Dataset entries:

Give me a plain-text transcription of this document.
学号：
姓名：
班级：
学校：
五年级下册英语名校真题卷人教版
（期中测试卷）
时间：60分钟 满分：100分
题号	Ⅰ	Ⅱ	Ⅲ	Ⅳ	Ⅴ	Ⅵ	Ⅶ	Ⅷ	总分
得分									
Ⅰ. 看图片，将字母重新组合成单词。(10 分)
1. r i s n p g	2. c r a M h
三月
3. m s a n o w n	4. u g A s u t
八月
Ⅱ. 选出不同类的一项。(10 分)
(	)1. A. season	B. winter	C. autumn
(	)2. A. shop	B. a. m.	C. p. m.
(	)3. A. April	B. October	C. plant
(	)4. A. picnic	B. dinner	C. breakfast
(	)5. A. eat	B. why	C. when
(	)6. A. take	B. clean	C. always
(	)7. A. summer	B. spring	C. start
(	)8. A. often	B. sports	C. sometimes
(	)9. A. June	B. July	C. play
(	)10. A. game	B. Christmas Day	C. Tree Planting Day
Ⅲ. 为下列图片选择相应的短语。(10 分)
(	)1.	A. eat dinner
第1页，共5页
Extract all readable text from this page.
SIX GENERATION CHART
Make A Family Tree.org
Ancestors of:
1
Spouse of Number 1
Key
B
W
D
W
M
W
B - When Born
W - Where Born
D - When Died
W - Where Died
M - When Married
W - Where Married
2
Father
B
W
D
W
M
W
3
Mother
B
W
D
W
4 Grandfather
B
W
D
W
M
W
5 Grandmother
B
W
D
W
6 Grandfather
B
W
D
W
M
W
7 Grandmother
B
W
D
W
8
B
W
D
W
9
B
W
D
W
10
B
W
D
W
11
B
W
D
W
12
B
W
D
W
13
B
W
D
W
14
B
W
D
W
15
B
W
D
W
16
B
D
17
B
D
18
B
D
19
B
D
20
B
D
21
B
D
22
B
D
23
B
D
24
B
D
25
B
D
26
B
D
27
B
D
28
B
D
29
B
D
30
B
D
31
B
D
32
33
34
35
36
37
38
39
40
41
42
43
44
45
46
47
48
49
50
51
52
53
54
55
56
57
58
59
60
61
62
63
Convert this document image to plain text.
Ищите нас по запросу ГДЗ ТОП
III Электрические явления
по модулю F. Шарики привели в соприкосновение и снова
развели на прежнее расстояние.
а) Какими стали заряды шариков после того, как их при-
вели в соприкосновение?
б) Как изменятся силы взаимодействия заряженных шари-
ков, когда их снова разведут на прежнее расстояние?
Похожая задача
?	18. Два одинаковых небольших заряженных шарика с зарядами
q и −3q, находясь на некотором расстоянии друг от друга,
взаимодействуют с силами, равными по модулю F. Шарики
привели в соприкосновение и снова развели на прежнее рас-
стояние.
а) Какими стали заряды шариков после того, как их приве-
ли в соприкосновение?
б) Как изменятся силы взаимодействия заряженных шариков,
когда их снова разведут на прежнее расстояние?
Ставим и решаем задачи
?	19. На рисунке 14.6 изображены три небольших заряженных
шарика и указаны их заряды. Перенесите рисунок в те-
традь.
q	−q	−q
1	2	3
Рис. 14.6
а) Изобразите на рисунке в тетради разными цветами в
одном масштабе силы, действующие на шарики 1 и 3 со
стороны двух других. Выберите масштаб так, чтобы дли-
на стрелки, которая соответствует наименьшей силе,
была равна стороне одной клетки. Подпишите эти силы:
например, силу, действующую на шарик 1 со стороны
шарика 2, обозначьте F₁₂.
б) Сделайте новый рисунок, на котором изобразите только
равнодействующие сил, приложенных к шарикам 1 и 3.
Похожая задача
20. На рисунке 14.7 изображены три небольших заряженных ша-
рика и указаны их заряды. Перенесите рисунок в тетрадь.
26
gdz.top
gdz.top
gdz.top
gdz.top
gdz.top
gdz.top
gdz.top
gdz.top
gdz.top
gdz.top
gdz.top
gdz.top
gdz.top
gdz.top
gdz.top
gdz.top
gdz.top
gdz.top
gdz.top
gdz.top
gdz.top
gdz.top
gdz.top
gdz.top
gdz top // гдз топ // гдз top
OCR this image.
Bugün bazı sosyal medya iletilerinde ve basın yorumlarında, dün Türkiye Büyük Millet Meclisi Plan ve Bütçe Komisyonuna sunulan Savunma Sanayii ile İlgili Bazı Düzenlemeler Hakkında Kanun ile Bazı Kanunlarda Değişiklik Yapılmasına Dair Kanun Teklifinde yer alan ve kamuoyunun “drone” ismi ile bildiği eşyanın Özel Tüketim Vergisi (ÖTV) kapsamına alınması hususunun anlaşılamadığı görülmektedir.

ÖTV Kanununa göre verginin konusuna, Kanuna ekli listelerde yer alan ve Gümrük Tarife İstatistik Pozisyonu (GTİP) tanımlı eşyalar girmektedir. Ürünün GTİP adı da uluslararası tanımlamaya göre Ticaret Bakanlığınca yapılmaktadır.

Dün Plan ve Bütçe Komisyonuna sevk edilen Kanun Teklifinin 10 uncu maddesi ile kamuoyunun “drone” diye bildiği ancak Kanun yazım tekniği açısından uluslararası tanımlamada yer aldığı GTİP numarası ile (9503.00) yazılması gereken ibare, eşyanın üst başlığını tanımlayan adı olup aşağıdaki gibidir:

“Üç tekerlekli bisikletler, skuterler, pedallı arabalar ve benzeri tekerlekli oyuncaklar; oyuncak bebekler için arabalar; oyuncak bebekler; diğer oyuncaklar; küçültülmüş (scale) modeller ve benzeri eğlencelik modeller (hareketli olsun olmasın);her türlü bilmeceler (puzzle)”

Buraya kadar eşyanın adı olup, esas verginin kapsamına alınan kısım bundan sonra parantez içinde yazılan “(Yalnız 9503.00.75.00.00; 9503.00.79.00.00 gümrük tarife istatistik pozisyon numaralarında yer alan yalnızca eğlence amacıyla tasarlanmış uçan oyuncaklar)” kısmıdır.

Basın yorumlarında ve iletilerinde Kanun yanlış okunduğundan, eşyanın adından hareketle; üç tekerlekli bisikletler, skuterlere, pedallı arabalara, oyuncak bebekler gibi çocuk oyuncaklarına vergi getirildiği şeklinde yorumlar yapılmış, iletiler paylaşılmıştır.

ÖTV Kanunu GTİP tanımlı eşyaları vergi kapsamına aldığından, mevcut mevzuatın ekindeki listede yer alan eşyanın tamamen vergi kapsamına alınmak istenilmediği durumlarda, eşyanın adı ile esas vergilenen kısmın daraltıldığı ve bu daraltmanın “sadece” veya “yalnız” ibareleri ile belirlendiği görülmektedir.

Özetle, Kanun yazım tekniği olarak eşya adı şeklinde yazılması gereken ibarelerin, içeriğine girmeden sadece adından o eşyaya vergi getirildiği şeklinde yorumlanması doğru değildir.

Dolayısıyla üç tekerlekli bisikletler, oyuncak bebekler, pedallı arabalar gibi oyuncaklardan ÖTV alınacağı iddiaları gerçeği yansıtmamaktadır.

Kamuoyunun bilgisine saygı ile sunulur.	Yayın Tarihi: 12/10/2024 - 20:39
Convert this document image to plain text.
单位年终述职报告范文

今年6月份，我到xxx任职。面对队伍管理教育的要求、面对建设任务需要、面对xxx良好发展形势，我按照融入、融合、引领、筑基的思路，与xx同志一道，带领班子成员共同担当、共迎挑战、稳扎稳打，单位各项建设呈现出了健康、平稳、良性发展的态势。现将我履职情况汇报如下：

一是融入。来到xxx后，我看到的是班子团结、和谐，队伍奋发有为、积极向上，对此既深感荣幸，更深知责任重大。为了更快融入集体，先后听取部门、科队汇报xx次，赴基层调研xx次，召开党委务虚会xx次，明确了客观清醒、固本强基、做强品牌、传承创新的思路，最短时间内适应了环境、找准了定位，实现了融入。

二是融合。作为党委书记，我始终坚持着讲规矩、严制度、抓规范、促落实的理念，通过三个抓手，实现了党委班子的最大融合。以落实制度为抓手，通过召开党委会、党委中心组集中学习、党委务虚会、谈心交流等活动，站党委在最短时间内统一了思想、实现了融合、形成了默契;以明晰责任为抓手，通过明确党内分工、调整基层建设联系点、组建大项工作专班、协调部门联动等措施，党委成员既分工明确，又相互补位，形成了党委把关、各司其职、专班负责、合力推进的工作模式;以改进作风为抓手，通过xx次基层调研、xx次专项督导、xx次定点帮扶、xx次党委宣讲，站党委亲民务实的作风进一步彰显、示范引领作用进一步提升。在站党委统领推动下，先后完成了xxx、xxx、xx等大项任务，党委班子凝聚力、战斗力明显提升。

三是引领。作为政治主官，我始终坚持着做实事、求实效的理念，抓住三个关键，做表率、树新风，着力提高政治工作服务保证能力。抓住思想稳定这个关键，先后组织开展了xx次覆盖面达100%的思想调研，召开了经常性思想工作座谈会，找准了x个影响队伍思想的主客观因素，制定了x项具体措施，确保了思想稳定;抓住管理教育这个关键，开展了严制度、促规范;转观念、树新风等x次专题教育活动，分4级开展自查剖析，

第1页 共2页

DIRECTIVE:
Scan the data above; copy every line where "заряженных" appears.

RIGHT ANSWER:
б) Как изменятся силы взаимодействия заряженных шари-
?	18. Два одинаковых небольших заряженных шарика с зарядами
б) Как изменятся силы взаимодействия заряженных шариков,
?	19. На рисунке 14.6 изображены три небольших заряженных
20. На рисунке 14.7 изображены три небольших заряженных ша-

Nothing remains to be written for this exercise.